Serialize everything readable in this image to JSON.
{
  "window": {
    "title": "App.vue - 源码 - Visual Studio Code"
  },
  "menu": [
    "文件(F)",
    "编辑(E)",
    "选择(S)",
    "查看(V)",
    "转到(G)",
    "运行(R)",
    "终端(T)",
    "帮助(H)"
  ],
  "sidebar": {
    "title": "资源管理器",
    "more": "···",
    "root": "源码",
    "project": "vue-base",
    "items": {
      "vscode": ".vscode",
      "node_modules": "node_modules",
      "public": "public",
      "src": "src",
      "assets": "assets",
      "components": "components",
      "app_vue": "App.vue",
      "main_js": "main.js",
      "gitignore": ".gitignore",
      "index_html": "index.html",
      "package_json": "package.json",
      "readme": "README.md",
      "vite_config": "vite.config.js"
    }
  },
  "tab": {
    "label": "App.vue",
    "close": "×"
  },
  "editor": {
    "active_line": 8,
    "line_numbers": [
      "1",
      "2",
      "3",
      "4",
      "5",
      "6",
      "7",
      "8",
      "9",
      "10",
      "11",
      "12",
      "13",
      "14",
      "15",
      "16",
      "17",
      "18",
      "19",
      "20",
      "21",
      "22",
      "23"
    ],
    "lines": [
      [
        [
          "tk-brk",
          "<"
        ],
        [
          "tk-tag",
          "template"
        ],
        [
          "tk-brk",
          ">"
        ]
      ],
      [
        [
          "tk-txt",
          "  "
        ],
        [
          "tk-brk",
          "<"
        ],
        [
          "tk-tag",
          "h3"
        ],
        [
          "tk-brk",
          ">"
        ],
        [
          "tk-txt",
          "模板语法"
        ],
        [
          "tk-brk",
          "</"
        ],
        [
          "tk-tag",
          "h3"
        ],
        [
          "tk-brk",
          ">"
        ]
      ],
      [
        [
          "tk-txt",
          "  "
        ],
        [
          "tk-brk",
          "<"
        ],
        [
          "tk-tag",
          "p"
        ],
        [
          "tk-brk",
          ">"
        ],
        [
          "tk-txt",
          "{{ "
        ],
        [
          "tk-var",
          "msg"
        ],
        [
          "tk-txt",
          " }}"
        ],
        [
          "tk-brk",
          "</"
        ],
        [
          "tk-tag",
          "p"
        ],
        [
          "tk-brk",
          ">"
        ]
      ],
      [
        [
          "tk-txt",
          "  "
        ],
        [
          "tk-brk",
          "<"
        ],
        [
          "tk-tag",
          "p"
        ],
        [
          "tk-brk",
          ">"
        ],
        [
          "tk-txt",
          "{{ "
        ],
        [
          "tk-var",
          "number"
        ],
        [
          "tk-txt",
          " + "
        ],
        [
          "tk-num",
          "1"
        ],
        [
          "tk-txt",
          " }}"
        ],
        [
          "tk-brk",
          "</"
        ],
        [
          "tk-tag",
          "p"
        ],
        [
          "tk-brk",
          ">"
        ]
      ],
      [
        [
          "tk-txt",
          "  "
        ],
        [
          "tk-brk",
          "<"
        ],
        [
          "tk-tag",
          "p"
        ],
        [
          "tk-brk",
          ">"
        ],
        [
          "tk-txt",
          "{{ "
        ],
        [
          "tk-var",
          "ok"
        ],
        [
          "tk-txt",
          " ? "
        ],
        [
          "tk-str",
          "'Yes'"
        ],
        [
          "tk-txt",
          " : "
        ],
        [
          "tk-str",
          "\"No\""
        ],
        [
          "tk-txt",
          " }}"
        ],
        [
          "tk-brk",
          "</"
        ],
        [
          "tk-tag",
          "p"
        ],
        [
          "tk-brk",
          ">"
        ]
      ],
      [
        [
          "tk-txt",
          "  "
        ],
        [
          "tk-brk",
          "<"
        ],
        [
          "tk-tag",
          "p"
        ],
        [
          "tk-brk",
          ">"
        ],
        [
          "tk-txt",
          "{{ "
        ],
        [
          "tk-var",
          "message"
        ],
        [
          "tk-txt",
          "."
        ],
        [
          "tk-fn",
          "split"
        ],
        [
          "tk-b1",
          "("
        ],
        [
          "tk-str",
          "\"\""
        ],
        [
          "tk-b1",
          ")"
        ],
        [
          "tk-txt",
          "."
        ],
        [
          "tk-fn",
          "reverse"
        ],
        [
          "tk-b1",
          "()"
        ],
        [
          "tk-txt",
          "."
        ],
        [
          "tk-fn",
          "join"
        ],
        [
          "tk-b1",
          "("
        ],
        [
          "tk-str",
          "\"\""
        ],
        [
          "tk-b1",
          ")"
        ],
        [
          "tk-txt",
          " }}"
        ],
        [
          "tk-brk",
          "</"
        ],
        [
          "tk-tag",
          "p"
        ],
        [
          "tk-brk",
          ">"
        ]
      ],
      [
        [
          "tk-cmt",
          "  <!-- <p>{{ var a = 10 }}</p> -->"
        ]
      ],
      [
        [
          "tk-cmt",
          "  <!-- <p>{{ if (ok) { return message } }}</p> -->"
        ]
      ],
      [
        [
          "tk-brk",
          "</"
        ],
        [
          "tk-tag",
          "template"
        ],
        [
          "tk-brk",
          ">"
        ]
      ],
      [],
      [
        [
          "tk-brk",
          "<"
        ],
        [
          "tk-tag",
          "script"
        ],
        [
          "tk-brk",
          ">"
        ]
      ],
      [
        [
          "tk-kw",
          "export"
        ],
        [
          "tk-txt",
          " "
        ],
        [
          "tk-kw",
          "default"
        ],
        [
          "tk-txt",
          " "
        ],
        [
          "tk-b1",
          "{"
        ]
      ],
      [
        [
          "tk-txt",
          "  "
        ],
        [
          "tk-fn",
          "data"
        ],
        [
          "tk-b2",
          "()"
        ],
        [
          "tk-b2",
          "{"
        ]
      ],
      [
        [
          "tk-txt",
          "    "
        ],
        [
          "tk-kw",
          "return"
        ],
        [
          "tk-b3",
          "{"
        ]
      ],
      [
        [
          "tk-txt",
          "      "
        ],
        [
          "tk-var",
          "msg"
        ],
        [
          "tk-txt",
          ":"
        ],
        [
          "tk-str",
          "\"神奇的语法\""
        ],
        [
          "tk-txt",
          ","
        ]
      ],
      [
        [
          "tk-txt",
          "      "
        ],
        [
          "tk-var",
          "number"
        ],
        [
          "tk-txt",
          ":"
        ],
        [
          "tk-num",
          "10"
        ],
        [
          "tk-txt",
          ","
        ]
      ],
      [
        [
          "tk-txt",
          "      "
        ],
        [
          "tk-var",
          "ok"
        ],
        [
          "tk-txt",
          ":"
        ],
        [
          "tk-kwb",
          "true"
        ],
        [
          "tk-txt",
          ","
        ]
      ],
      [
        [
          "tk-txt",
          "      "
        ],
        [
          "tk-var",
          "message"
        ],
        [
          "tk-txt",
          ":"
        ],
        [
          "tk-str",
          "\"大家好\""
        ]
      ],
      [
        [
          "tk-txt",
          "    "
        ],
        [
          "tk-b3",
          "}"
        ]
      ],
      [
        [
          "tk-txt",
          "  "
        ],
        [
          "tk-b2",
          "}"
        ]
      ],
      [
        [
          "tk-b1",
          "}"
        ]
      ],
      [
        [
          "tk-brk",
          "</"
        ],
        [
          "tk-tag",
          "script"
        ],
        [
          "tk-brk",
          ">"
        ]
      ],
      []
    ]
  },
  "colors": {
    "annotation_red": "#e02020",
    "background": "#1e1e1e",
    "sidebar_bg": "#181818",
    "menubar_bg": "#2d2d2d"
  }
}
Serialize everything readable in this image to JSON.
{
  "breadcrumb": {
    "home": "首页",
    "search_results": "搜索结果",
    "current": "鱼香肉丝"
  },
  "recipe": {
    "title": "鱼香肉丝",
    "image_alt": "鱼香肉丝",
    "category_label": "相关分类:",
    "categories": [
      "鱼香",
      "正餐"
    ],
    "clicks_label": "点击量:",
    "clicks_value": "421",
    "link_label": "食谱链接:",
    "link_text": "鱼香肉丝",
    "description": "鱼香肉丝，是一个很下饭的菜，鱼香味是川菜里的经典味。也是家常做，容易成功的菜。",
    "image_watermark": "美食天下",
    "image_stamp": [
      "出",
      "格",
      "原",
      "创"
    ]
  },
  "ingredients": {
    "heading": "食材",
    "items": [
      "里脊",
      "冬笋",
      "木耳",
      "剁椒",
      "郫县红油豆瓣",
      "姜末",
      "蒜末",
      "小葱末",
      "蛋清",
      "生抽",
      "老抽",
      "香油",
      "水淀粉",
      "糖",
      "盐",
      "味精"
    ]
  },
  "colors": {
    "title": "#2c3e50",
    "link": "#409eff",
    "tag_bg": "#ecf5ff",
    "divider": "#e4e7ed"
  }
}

* THE PROBLEM *
Check each line above for "鱼香肉丝" and return the ones that have it.

* THE ANSWER *
    "current": "鱼香肉丝"
    "title": "鱼香肉丝",
    "image_alt": "鱼香肉丝",
    "link_text": "鱼香肉丝",
    "description": "鱼香肉丝，是一个很下饭的菜，鱼香味是川菜里的经典味。也是家常做，容易成功的菜。",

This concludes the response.